**WRITTEN REQUEST:**
Could you render the rows from the first line through the line with "The operator's platform 24 is at (283, 146).", both included, as a Markdown table with the columns No. and Entry, omitting blank lines?

**PROVIDED MATERIAL:**

▬▬▬▬▬▬▬▬▬▬

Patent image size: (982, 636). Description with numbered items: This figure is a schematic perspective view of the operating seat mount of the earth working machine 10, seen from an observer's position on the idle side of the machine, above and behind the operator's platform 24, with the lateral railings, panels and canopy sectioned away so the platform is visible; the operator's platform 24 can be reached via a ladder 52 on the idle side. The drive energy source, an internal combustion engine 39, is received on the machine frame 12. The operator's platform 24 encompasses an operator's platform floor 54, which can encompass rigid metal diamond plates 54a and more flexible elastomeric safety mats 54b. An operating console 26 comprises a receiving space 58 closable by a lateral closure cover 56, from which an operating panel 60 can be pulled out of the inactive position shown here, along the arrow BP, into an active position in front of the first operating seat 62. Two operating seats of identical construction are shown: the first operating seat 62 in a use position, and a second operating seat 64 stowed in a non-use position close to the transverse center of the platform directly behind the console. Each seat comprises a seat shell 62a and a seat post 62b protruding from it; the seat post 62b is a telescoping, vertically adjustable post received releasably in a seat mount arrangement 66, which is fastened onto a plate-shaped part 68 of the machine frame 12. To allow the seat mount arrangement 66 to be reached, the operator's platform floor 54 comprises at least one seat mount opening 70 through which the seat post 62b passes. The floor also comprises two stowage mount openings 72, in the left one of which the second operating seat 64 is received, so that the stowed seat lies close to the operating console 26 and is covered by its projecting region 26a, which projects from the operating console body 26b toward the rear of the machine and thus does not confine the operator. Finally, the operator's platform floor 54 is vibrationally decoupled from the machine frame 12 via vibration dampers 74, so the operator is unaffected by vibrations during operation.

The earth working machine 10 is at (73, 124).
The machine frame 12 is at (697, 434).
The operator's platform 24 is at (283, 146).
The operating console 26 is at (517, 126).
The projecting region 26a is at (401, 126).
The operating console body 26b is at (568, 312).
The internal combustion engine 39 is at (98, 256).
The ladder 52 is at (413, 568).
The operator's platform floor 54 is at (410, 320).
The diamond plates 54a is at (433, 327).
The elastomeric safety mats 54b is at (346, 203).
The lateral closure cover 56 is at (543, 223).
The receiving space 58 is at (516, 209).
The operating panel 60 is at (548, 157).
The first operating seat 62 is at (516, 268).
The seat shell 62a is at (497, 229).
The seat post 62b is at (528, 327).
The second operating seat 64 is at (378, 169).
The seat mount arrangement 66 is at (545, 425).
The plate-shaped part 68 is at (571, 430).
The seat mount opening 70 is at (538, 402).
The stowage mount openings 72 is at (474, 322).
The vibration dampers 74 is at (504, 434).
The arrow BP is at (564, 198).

▬▬▬▬▬▬▬▬▬▬

**RESPONSE BELOW:**
| No. | Entry |
|---|---|
| 1 | Patent image size: (982, 636). Description with numbered items: This figure is a schematic perspective view of the operating seat mount of the earth working machine 10, seen from an observer's position on the idle side of the machine, above and behind the operator's platform 24, with the lateral railings, panels and canopy sectioned away so the platform is visible; the operator's platform 24 can be reached via a ladder 52 on the idle side. The drive energy source, an internal combustion engine 39, is received on the machine frame 12. The operator's platform 24 encompasses an operator's platform floor 54, which can encompass rigid metal diamond plates 54a and more flexible elastomeric safety mats 54b. An operating console 26 comprises a receiving space 58 closable by a lateral closure cover 56, from which an operating panel 60 can be pulled out of the inactive position shown here, along the arrow BP, into an active position in front of the first operating seat 62. Two operating seats of identical construction are shown: the first operating seat 62 in a use position, and a second operating seat 64 stowed in a non-use position close to the transverse center of the platform directly behind the console. Each seat comprises a seat shell 62a and a seat post 62b protruding from it; the seat post 62b is a telescoping, vertically adjustable post received releasably in a seat mount arrangement 66, which is fastened onto a plate-shaped part 68 of the machine frame 12. To allow the seat mount arrangement 66 to be reached, the operator's platform floor 54 comprises at least one seat mount opening 70 through which the seat post 62b passes. The floor also comprises two stowage mount openings 72, in the left one of which the second operating seat 64 is received, so that the stowed seat lies close to the operating console 26 and is covered by its projecting region 26a, which projects from the operating console body 26b toward the rear of the machine and thus does not confine the operator. Finally, the operator's platform floor 54 is vibrationally decoupled from the machine frame 12 via vibration dampers 74, so the operator is unaffected by vibrations during operation. |
| 2 | The earth working machine 10 is at (73, 124). |
| 3 | The machine frame 12 is at (697, 434). |
| 4 | The operator's platform 24 is at (283, 146). |